[Stored records]
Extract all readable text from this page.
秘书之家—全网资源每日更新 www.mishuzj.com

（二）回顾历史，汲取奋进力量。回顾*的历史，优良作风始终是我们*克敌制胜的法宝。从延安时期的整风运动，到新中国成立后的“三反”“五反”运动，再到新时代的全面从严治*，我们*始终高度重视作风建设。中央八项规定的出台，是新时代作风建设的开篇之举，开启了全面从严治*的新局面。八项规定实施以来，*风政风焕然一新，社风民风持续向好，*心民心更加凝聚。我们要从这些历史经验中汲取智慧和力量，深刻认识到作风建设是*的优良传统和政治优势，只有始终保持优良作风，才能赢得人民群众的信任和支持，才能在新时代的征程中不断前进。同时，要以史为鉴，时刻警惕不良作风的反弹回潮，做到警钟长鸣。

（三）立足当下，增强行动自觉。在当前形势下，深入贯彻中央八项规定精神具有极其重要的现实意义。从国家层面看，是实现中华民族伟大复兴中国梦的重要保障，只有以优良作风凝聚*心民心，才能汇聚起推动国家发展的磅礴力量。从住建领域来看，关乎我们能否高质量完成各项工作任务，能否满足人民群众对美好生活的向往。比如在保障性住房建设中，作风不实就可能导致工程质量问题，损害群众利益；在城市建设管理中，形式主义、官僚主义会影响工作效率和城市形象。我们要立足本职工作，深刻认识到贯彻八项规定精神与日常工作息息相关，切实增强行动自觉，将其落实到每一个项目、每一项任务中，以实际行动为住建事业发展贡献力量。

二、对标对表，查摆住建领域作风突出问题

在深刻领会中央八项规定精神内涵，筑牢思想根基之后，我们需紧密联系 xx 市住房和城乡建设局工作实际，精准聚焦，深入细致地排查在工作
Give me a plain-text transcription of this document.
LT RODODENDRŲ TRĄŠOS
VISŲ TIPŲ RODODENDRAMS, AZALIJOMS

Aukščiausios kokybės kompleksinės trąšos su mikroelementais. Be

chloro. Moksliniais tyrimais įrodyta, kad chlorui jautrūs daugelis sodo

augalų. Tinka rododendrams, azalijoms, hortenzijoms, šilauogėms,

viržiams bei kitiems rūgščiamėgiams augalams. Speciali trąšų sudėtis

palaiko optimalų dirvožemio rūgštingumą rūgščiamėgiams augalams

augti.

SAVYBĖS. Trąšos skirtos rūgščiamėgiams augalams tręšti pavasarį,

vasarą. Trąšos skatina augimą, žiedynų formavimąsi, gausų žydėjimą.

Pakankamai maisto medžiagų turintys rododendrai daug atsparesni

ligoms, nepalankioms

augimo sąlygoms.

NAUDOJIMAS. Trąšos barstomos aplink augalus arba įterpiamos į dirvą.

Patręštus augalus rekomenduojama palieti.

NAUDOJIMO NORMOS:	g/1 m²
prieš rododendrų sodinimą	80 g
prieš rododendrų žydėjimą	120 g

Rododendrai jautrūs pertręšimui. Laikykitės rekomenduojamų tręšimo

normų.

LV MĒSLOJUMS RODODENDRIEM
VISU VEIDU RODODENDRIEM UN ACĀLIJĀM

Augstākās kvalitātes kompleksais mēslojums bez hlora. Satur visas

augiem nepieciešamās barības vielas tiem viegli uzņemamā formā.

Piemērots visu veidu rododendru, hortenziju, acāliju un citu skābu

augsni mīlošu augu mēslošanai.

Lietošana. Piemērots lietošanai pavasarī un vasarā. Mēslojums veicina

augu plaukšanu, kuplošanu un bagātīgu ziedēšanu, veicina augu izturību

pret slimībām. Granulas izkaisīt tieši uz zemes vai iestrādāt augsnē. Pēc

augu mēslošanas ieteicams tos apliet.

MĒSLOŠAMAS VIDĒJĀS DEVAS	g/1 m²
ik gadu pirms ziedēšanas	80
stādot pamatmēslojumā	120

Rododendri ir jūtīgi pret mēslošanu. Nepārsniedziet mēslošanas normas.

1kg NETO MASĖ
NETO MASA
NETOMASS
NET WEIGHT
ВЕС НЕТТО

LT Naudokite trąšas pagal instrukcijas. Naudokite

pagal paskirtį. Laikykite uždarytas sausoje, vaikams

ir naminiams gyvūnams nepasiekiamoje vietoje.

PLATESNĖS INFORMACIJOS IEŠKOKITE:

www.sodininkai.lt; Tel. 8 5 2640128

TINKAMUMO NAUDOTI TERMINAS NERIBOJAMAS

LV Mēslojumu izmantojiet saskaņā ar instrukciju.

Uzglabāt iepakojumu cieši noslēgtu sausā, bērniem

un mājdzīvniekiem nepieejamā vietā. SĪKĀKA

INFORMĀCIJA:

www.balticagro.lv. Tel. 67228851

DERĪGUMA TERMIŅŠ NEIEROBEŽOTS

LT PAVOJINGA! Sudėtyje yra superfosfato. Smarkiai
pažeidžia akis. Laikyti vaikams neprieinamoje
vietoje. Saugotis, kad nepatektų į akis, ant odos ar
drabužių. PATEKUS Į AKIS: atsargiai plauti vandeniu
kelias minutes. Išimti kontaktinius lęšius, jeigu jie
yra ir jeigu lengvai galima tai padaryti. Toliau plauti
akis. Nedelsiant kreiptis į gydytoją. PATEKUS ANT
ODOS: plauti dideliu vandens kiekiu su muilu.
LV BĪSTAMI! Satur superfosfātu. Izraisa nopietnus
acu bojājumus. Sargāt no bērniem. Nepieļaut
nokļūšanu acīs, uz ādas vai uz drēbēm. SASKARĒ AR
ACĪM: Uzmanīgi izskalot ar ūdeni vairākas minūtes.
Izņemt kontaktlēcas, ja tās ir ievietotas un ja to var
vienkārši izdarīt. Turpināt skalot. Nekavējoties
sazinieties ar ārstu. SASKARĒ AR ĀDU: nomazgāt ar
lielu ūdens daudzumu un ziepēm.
* * *
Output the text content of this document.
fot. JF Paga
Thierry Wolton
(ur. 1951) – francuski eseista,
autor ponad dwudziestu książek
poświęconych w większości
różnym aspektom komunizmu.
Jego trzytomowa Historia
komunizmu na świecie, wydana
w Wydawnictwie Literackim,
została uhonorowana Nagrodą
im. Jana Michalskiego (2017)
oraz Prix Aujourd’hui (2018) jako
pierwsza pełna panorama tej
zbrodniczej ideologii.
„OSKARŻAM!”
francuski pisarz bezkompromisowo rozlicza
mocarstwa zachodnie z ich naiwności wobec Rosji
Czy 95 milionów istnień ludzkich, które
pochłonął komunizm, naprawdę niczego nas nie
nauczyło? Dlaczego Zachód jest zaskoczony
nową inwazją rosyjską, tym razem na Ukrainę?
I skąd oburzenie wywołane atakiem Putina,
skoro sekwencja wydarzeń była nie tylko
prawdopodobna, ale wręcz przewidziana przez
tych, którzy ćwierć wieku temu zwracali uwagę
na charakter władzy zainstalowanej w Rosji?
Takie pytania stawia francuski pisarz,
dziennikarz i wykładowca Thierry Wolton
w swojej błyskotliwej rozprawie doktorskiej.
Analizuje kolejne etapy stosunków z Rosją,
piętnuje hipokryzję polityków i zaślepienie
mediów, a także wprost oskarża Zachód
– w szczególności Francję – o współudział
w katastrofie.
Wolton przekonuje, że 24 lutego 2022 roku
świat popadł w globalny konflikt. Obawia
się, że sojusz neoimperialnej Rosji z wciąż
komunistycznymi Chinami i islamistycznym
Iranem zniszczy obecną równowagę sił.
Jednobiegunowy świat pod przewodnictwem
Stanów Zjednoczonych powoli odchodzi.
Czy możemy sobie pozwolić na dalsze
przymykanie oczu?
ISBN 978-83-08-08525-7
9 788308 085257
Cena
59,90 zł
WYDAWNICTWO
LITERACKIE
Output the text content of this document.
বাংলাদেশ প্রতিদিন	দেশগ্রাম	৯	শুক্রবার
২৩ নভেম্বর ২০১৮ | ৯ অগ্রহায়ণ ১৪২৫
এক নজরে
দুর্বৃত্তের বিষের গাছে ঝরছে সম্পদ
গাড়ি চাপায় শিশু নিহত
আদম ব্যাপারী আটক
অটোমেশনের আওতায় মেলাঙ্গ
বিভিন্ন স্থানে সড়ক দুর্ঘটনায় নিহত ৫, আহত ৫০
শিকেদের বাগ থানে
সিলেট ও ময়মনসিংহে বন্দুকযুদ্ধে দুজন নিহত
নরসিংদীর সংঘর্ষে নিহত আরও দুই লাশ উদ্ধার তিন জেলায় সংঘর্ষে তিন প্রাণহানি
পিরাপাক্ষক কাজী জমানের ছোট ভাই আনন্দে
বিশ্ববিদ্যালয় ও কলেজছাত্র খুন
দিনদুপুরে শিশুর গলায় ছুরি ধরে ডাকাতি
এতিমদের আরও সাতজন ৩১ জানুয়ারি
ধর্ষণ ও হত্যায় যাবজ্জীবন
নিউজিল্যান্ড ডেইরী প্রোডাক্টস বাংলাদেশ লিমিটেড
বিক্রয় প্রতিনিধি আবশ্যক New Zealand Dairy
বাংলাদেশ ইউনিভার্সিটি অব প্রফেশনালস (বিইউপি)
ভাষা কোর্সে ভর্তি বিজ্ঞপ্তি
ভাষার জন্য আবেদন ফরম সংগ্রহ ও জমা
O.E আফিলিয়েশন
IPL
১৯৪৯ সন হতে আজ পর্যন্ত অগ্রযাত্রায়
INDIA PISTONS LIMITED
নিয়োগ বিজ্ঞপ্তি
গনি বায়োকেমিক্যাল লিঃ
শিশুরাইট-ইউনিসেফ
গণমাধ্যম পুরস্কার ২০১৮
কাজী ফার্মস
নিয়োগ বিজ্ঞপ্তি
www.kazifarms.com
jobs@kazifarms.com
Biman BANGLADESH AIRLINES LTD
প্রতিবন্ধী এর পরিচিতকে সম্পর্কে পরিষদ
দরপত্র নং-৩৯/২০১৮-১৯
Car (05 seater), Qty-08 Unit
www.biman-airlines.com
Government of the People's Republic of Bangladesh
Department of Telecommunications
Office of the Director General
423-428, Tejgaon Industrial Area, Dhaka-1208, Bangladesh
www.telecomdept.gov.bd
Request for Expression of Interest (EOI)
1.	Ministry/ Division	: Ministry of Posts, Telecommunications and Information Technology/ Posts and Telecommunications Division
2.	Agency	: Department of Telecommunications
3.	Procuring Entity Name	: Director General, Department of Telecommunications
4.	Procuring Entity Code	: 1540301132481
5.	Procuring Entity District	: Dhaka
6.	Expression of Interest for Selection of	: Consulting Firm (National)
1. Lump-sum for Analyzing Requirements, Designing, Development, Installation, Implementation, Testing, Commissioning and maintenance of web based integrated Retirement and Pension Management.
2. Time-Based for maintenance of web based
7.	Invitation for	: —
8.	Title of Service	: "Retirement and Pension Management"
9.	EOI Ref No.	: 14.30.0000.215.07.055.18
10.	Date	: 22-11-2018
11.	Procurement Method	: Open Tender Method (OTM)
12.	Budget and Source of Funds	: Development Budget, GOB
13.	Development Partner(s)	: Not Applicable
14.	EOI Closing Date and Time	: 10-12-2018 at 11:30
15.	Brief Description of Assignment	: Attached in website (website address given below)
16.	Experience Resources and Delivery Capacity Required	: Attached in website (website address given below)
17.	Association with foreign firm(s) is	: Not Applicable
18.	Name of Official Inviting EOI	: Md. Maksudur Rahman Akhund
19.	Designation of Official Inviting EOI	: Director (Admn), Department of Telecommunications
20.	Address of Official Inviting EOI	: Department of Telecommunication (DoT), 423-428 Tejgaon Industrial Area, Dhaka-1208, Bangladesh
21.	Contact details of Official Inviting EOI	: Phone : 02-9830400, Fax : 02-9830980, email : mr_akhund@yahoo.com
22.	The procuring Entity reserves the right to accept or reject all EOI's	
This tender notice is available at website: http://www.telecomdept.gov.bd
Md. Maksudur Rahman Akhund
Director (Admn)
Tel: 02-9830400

◆ WRITTEN TASK: Copy out all lines where the word "Admn" appears.

◆ ANSWER TO THE PROBLEM:
19.	Designation of Official Inviting EOI	: Director (Admn), Department of Telecommunications
Director (Admn)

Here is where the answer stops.